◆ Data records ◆
○ ○ ○ ○

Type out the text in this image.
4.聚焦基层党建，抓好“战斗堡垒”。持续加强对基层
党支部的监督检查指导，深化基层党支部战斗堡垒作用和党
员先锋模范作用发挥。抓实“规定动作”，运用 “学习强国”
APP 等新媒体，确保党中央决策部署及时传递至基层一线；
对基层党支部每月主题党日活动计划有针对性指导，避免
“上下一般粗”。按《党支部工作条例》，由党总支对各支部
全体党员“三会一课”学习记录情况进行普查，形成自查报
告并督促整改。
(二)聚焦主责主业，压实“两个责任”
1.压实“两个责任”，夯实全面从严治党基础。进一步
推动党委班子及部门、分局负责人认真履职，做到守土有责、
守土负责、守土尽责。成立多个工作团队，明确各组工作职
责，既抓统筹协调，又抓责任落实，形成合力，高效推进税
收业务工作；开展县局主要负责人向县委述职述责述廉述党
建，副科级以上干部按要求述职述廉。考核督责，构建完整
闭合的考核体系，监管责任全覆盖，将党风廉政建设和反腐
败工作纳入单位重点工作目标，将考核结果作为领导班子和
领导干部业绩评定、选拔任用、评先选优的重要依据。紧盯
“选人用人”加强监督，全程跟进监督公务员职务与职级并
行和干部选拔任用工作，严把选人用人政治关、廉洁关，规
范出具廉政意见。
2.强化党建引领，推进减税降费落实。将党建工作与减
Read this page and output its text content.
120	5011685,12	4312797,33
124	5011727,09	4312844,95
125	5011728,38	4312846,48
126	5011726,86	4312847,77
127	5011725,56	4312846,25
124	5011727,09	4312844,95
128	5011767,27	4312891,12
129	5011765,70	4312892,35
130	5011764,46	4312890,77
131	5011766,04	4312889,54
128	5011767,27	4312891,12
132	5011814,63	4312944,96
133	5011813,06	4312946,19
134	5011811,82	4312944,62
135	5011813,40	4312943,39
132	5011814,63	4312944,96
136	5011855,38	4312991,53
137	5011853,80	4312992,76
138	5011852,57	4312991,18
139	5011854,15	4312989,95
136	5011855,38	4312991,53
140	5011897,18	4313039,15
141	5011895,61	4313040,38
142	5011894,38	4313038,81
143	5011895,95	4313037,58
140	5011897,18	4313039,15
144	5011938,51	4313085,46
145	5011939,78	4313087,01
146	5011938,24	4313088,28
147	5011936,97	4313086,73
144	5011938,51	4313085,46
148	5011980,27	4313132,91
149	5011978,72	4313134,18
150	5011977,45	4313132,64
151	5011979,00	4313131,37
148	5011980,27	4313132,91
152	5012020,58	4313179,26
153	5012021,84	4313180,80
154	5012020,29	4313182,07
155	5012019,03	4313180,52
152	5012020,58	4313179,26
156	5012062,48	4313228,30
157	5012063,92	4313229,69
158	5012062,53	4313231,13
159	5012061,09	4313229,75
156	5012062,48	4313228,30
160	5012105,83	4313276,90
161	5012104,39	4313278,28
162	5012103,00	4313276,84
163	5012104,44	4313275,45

○ ○ ○ ○

◆ Challenge ◆
Transcribe all the entries, keeping each one exactly as it is.

◆ Answer for this exercise ◆
Type out the text in this image.
4.聚焦基层党建，抓好“战斗堡垒”。持续加强对基层
党支部的监督检查指导，深化基层党支部战斗堡垒作用和党
员先锋模范作用发挥。抓实“规定动作”，运用 “学习强国”
APP 等新媒体，确保党中央决策部署及时传递至基层一线；
对基层党支部每月主题党日活动计划有针对性指导，避免
“上下一般粗”。按《党支部工作条例》，由党总支对各支部
全体党员“三会一课”学习记录情况进行普查，形成自查报
告并督促整改。
(二)聚焦主责主业，压实“两个责任”
1.压实“两个责任”，夯实全面从严治党基础。进一步
推动党委班子及部门、分局负责人认真履职，做到守土有责、
守土负责、守土尽责。成立多个工作团队，明确各组工作职
责，既抓统筹协调，又抓责任落实，形成合力，高效推进税
收业务工作；开展县局主要负责人向县委述职述责述廉述党
建，副科级以上干部按要求述职述廉。考核督责，构建完整
闭合的考核体系，监管责任全覆盖，将党风廉政建设和反腐
败工作纳入单位重点工作目标，将考核结果作为领导班子和
领导干部业绩评定、选拔任用、评先选优的重要依据。紧盯
“选人用人”加强监督，全程跟进监督公务员职务与职级并
行和干部选拔任用工作，严把选人用人政治关、廉洁关，规
范出具廉政意见。
2.强化党建引领，推进减税降费落实。将党建工作与减
Read this page and output its text content.
120	5011685,12	4312797,33
124	5011727,09	4312844,95
125	5011728,38	4312846,48
126	5011726,86	4312847,77
127	5011725,56	4312846,25
124	5011727,09	4312844,95
128	5011767,27	4312891,12
129	5011765,70	4312892,35
130	5011764,46	4312890,77
131	5011766,04	4312889,54
128	5011767,27	4312891,12
132	5011814,63	4312944,96
133	5011813,06	4312946,19
134	5011811,82	4312944,62
135	5011813,40	4312943,39
132	5011814,63	4312944,96
136	5011855,38	4312991,53
137	5011853,80	4312992,76
138	5011852,57	4312991,18
139	5011854,15	4312989,95
136	5011855,38	4312991,53
140	5011897,18	4313039,15
141	5011895,61	4313040,38
142	5011894,38	4313038,81
143	5011895,95	4313037,58
140	5011897,18	4313039,15
144	5011938,51	4313085,46
145	5011939,78	4313087,01
146	5011938,24	4313088,28
147	5011936,97	4313086,73
144	5011938,51	4313085,46
148	5011980,27	4313132,91
149	5011978,72	4313134,18
150	5011977,45	4313132,64
151	5011979,00	4313131,37
148	5011980,27	4313132,91
152	5012020,58	4313179,26
153	5012021,84	4313180,80
154	5012020,29	4313182,07
155	5012019,03	4313180,52
152	5012020,58	4313179,26
156	5012062,48	4313228,30
157	5012063,92	4313229,69
158	5012062,53	4313231,13
159	5012061,09	4313229,75
156	5012062,48	4313228,30
160	5012105,83	4313276,90
161	5012104,39	4313278,28
162	5012103,00	4313276,84
163	5012104,44	4313275,45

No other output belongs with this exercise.